**EXTRACTED RECORDS**.
####

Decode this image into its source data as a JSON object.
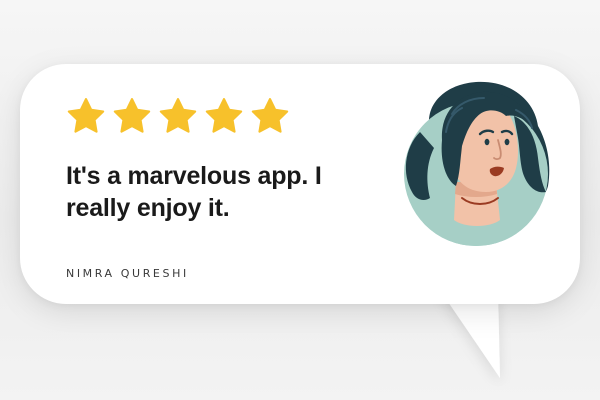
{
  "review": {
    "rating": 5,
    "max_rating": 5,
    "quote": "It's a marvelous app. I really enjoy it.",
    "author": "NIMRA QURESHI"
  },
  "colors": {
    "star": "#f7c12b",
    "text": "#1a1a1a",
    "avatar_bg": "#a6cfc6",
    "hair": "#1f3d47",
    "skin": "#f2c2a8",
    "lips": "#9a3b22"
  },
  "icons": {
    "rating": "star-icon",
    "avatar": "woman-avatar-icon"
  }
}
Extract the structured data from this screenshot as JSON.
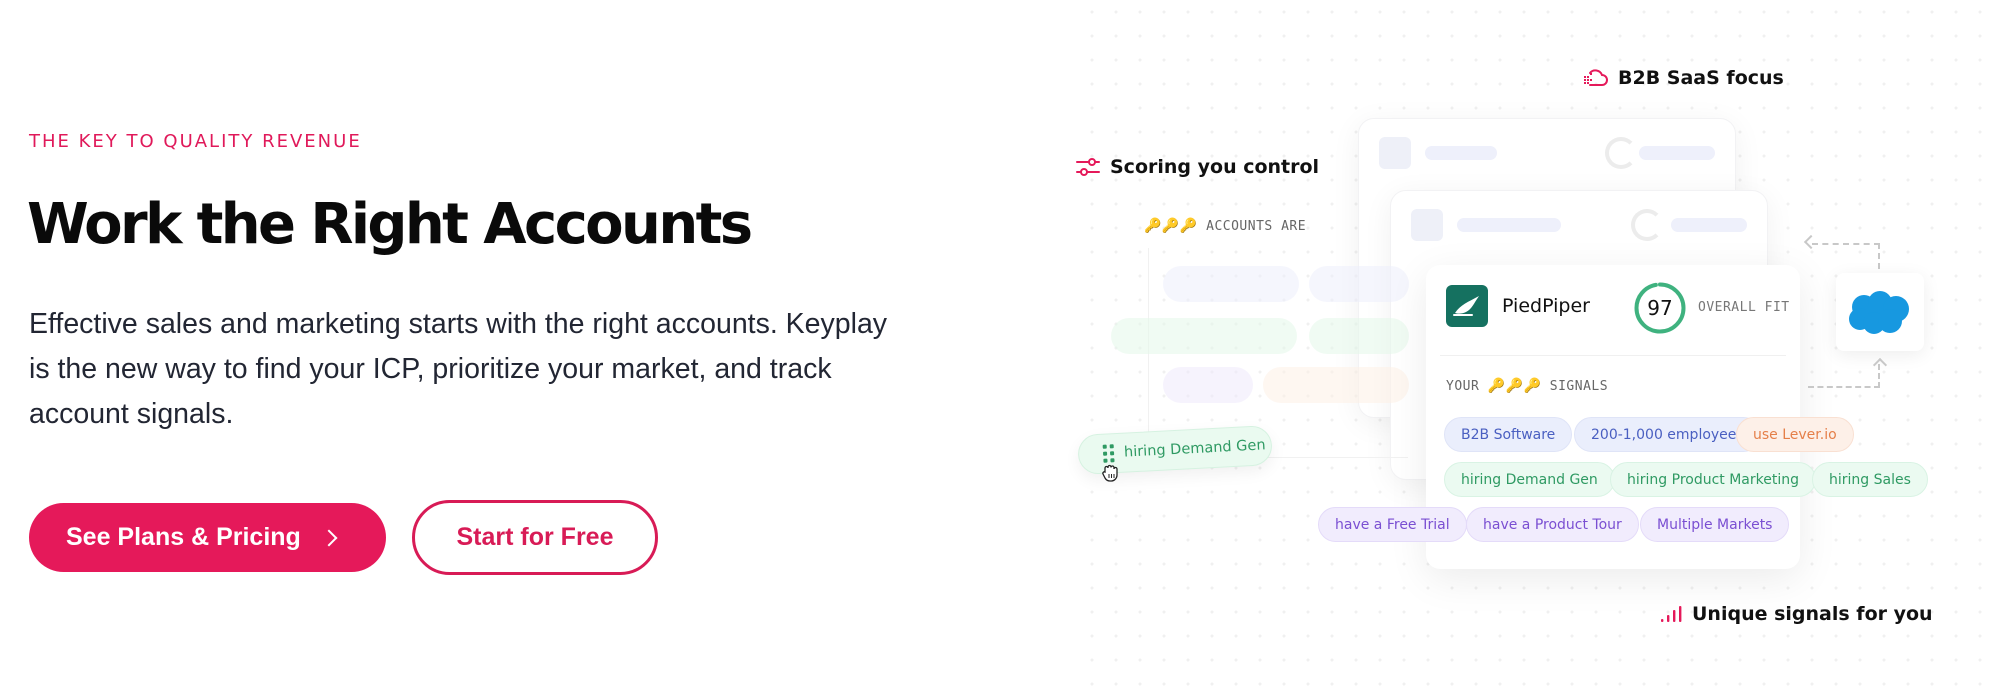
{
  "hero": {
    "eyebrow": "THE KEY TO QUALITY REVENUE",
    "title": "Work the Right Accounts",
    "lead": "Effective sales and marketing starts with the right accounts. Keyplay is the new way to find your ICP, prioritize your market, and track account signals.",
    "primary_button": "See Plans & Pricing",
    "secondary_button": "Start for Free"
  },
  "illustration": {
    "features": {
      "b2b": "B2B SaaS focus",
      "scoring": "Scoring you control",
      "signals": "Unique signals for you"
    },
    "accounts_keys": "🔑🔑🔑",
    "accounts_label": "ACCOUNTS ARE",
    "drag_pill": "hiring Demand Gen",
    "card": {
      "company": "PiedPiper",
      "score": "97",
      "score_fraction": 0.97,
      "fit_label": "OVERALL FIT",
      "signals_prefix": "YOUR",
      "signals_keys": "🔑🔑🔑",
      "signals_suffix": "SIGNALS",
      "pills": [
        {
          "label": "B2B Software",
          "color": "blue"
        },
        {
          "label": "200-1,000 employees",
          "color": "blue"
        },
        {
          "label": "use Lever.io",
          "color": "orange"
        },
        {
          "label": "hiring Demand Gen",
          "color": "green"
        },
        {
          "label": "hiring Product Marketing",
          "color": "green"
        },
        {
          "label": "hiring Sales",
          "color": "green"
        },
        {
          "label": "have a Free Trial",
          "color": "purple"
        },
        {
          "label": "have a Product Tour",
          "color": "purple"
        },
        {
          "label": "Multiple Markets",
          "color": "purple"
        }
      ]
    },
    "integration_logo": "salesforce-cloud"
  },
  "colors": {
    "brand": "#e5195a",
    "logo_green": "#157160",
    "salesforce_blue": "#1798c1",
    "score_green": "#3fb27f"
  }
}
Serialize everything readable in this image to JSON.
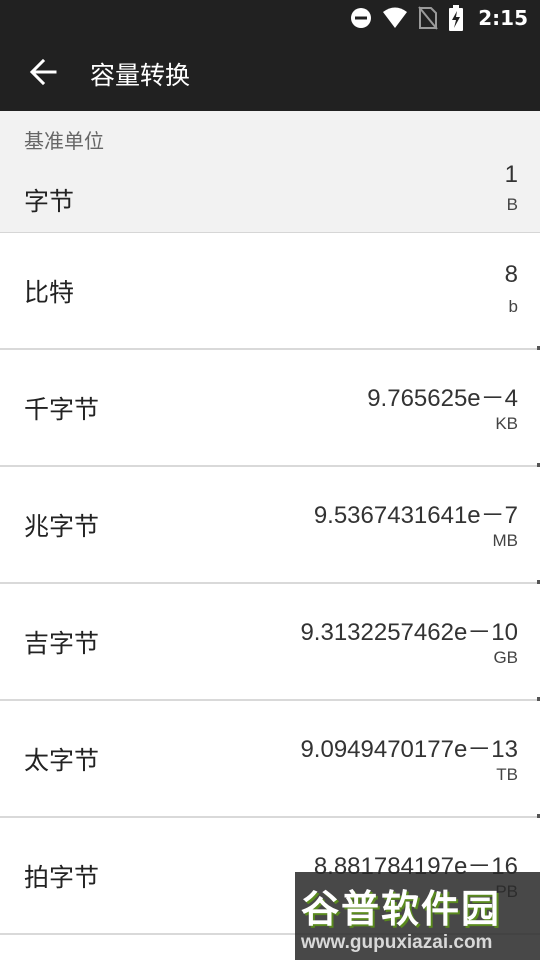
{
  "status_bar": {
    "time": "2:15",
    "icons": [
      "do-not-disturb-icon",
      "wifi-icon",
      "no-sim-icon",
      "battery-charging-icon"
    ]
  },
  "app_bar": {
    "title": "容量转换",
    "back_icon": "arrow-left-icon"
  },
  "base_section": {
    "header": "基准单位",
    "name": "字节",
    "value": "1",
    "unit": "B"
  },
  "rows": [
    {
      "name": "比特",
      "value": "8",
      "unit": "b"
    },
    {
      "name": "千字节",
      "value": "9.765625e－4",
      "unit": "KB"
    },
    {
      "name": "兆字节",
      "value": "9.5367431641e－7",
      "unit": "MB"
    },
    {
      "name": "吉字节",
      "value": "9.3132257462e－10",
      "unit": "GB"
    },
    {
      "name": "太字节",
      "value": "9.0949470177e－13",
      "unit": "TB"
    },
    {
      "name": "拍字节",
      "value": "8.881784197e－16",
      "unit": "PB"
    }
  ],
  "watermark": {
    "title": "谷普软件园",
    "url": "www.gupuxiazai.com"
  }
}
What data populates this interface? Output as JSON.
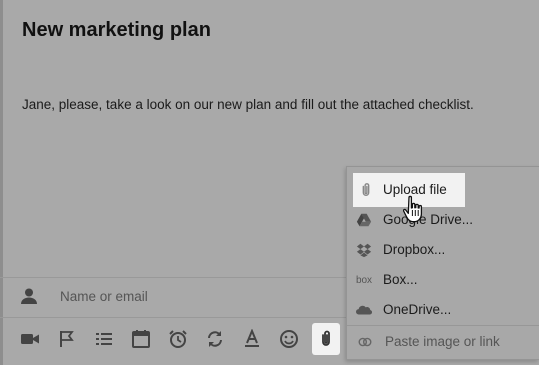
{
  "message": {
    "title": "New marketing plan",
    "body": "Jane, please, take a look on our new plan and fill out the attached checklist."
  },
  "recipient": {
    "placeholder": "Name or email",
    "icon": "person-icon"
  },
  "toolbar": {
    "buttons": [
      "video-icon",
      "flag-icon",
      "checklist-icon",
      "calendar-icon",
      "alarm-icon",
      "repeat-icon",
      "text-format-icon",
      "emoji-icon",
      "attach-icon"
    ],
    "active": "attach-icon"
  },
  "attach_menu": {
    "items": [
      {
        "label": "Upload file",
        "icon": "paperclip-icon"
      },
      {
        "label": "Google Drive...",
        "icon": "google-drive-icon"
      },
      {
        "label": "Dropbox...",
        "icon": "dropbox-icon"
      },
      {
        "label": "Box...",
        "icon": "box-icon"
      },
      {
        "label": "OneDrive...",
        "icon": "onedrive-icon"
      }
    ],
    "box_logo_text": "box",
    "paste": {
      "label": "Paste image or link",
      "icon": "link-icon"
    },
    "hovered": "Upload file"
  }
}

####

**THE EXERCISE**.
Say how many lines in the records contain the string "hiring", and say nothing else.

**EXERCISE ANSWER**.
4